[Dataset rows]
[Start]

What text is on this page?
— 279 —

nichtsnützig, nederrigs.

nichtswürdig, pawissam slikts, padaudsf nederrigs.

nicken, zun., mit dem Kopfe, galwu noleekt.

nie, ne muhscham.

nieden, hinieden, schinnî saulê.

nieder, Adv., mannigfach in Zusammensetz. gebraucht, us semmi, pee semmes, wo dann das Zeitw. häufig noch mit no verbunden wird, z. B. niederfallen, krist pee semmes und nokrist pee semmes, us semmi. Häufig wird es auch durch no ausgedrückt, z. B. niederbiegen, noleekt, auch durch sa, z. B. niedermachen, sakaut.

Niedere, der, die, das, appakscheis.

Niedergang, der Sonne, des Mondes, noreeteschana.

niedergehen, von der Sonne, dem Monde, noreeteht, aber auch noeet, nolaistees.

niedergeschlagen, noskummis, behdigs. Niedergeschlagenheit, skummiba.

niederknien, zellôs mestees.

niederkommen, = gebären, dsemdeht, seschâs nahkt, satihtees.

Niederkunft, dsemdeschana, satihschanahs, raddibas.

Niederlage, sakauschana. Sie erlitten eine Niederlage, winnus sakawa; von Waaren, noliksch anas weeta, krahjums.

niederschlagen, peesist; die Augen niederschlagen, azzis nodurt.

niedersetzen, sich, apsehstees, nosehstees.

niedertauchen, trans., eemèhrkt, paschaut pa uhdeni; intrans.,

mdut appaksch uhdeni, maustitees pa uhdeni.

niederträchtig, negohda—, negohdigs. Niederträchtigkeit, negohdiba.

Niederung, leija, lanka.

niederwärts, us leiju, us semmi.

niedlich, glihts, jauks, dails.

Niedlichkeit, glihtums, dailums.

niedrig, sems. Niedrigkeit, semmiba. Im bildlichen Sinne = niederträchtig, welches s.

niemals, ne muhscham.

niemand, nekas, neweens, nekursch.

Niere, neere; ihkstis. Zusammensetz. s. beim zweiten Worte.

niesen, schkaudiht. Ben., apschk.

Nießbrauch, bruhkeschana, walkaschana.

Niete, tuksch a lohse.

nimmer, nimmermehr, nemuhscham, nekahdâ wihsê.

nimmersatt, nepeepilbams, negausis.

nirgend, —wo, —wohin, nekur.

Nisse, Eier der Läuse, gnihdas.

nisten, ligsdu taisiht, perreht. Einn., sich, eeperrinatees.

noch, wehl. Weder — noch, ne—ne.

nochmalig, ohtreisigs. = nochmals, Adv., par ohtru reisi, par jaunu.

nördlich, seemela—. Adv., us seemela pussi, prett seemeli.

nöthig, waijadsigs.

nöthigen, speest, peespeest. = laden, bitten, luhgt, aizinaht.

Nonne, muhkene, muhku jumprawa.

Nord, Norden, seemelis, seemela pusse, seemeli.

[End]

[WHAT TO PRODUCE]
Take the lines above and print them exactly.

[OUTPUT FOR THIS EXERCISE]
What text is on this page?
— 279 —

nichtsnützig, nederrigs.

nichtswürdig, pawissam slikts, padaudsf nederrigs.

nicken, zun., mit dem Kopfe, galwu noleekt.

nie, ne muhscham.

nieden, hinieden, schinnî saulê.

nieder, Adv., mannigfach in Zusammensetz. gebraucht, us semmi, pee semmes, wo dann das Zeitw. häufig noch mit no verbunden wird, z. B. niederfallen, krist pee semmes und nokrist pee semmes, us semmi. Häufig wird es auch durch no ausgedrückt, z. B. niederbiegen, noleekt, auch durch sa, z. B. niedermachen, sakaut.

Niedere, der, die, das, appakscheis.

Niedergang, der Sonne, des Mondes, noreeteschana.

niedergehen, von der Sonne, dem Monde, noreeteht, aber auch noeet, nolaistees.

niedergeschlagen, noskummis, behdigs. Niedergeschlagenheit, skummiba.

niederknien, zellôs mestees.

niederkommen, = gebären, dsemdeht, seschâs nahkt, satihtees.

Niederkunft, dsemdeschana, satihschanahs, raddibas.

Niederlage, sakauschana. Sie erlitten eine Niederlage, winnus sakawa; von Waaren, noliksch anas weeta, krahjums.

niederschlagen, peesist; die Augen niederschlagen, azzis nodurt.

niedersetzen, sich, apsehstees, nosehstees.

niedertauchen, trans., eemèhrkt, paschaut pa uhdeni; intrans.,

mdut appaksch uhdeni, maustitees pa uhdeni.

niederträchtig, negohda—, negohdigs. Niederträchtigkeit, negohdiba.

Niederung, leija, lanka.

niederwärts, us leiju, us semmi.

niedlich, glihts, jauks, dails.

Niedlichkeit, glihtums, dailums.

niedrig, sems. Niedrigkeit, semmiba. Im bildlichen Sinne = niederträchtig, welches s.

niemals, ne muhscham.

niemand, nekas, neweens, nekursch.

Niere, neere; ihkstis. Zusammensetz. s. beim zweiten Worte.

niesen, schkaudiht. Ben., apschk.

Nießbrauch, bruhkeschana, walkaschana.

Niete, tuksch a lohse.

nimmer, nimmermehr, nemuhscham, nekahdâ wihsê.

nimmersatt, nepeepilbams, negausis.

nirgend, —wo, —wohin, nekur.

Nisse, Eier der Läuse, gnihdas.

nisten, ligsdu taisiht, perreht. Einn., sich, eeperrinatees.

noch, wehl. Weder — noch, ne—ne.

nochmalig, ohtreisigs. = nochmals, Adv., par ohtru reisi, par jaunu.

nördlich, seemela—. Adv., us seemela pussi, prett seemeli.

nöthig, waijadsigs.

nöthigen, speest, peespeest. = laden, bitten, luhgt, aizinaht.

Nonne, muhkene, muhku jumprawa.

Nord, Norden, seemelis, seemela pusse, seemeli.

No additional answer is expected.